» **REQUIRED TASK**
Extract the lines that carry the string "tres" from the listing.
[start of EXTRACTED DATA]
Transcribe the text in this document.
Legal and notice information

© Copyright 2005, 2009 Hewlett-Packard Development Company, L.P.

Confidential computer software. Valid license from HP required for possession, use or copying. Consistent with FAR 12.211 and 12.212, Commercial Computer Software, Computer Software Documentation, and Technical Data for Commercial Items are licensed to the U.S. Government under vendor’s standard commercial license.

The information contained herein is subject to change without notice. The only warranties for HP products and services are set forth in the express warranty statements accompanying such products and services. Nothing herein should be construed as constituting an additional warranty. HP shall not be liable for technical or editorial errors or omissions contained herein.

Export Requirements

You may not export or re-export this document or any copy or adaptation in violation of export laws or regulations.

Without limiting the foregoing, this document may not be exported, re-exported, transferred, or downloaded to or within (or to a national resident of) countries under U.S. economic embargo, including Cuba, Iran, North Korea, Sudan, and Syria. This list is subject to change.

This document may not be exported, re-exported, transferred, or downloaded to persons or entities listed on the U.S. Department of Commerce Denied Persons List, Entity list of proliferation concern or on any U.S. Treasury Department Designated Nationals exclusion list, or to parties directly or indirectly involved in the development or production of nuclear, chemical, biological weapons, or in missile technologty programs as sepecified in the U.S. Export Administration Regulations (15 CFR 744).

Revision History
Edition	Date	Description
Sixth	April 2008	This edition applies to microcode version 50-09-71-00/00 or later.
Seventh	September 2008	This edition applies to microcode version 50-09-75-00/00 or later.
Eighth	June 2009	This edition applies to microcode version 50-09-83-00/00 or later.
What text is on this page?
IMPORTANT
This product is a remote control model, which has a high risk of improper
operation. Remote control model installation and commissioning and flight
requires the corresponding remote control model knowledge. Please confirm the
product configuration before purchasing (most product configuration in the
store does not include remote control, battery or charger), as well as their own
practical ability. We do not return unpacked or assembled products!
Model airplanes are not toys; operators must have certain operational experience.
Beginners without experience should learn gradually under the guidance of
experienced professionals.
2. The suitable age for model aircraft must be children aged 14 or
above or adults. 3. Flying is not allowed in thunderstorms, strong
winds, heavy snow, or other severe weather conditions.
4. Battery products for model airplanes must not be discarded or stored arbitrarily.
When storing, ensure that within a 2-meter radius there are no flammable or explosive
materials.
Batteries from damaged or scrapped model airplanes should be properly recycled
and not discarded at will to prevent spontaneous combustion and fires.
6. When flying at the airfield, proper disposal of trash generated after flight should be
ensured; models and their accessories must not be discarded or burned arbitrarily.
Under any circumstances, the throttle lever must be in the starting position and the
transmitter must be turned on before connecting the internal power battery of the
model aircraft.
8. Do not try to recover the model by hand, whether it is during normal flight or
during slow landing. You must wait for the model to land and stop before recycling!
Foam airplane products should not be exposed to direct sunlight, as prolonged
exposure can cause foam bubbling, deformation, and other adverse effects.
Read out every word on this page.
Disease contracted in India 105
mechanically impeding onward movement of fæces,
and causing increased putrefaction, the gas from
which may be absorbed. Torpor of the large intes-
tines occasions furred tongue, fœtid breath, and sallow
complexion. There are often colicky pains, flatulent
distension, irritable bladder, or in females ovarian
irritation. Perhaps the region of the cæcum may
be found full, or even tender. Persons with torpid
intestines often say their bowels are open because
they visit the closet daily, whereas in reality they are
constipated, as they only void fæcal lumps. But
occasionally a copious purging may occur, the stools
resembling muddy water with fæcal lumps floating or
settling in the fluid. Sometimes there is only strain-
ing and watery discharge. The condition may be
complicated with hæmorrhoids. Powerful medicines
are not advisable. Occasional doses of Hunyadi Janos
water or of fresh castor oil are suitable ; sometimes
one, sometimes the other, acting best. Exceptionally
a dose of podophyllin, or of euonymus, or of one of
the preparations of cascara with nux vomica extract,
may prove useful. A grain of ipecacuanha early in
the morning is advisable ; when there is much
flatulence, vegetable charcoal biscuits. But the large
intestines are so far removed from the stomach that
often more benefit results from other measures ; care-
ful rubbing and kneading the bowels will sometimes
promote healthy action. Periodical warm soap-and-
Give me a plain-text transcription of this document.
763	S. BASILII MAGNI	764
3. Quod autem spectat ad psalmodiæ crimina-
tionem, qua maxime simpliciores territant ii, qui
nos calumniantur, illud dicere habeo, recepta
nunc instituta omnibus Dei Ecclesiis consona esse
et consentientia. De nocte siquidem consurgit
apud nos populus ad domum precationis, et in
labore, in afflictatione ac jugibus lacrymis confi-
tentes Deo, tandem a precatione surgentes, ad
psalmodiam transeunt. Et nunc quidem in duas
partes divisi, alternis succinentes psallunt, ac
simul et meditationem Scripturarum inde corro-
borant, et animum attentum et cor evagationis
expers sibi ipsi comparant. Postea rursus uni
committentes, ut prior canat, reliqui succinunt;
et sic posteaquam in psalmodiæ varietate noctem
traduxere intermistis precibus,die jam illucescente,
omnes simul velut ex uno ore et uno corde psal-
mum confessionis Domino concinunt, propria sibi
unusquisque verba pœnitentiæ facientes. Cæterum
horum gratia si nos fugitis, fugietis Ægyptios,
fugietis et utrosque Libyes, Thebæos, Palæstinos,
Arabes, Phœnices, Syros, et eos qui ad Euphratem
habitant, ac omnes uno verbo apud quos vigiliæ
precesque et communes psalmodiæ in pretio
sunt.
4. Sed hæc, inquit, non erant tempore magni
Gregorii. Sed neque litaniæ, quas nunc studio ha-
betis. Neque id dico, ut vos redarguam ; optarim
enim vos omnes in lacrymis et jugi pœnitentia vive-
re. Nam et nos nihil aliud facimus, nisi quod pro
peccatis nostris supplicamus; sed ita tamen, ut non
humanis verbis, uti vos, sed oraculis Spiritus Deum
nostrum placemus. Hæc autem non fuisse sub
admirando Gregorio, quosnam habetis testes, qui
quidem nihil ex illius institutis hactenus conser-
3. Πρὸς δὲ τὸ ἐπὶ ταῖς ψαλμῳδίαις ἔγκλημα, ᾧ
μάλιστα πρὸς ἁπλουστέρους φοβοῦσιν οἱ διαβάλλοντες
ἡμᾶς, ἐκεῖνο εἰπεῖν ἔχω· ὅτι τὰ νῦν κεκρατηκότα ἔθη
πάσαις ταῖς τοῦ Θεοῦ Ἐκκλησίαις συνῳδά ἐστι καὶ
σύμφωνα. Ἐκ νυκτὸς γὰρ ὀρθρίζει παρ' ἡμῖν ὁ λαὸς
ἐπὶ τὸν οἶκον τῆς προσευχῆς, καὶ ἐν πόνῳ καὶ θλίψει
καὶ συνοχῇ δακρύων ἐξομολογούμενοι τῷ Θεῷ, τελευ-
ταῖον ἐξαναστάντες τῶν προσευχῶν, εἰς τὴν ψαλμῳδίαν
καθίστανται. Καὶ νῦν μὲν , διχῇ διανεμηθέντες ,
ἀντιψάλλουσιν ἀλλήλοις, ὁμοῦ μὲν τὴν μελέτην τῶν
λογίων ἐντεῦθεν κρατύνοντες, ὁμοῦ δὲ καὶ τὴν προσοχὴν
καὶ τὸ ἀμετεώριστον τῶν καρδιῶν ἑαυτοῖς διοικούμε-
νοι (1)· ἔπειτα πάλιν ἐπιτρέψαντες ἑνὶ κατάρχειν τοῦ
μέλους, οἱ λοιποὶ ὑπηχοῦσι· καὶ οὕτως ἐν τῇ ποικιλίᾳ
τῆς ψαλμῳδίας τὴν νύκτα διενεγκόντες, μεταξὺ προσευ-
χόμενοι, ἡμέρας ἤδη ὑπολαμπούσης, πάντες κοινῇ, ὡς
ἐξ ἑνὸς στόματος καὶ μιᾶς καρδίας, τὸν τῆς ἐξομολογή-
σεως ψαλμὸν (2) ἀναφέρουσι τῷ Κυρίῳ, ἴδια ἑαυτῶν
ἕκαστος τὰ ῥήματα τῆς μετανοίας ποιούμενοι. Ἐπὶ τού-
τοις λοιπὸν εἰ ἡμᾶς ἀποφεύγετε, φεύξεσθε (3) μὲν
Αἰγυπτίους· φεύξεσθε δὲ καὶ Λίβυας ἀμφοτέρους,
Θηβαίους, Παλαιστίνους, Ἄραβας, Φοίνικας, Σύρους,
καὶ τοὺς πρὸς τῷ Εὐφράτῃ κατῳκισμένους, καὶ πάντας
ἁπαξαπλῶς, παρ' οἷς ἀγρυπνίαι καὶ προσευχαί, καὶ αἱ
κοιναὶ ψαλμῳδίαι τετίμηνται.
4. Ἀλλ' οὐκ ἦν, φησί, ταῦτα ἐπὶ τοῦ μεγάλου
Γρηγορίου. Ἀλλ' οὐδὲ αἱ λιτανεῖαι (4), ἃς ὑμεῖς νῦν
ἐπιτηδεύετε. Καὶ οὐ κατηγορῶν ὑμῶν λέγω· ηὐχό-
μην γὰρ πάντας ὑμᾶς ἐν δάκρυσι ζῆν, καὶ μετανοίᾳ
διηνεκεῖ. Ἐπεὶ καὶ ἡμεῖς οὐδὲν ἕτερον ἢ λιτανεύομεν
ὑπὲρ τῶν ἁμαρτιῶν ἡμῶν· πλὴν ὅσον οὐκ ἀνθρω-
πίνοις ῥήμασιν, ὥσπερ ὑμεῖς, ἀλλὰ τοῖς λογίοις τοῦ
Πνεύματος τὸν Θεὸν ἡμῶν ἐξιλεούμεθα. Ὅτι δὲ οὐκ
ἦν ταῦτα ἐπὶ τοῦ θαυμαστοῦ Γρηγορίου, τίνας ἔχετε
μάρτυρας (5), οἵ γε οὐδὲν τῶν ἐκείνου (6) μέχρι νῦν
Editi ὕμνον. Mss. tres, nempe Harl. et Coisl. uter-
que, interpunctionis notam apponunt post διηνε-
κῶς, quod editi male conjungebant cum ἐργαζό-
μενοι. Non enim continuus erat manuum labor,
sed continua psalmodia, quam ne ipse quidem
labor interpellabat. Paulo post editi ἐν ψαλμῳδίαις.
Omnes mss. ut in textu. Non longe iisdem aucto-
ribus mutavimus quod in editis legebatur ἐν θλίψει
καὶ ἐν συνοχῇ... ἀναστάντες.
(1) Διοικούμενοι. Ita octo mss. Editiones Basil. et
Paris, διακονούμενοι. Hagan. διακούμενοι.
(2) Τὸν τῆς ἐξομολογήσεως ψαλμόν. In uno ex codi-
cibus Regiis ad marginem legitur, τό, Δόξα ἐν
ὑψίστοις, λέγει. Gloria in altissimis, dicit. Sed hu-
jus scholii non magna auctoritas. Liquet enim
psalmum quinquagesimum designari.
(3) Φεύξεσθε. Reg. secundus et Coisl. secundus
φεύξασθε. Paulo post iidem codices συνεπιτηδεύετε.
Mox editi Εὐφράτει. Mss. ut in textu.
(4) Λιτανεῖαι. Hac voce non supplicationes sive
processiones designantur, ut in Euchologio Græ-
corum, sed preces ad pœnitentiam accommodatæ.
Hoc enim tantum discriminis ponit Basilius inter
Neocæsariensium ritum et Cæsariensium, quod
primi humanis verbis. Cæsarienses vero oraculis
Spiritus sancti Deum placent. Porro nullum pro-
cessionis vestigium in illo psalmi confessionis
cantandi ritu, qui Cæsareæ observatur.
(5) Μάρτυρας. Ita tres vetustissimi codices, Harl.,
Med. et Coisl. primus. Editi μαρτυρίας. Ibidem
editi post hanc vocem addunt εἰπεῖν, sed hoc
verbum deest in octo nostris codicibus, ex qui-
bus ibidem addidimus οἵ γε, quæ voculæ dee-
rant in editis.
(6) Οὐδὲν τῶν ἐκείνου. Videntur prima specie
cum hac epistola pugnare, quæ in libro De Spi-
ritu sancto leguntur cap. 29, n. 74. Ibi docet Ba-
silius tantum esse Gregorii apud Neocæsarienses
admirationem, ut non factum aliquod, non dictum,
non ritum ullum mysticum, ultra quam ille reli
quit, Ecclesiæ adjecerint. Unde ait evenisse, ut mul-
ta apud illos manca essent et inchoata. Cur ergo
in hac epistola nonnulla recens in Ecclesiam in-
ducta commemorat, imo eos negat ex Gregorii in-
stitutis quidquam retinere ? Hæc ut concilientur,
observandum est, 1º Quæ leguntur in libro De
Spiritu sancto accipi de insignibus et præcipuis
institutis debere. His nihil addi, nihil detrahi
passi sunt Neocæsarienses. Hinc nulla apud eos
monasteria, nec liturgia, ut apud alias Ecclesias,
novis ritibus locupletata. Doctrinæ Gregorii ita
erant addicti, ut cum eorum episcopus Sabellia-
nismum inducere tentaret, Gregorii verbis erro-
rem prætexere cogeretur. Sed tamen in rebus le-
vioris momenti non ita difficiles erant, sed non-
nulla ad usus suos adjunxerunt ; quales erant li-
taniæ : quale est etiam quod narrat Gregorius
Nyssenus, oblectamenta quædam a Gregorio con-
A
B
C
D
[end of EXTRACTED DATA]
» **SOLUTION FOR THIS PROBLEM**
Editi ὕμνον. Mss. tres, nempe Harl. et Coisl. uter-
(5) Μάρτυρας. Ita tres vetustissimi codices, Harl.,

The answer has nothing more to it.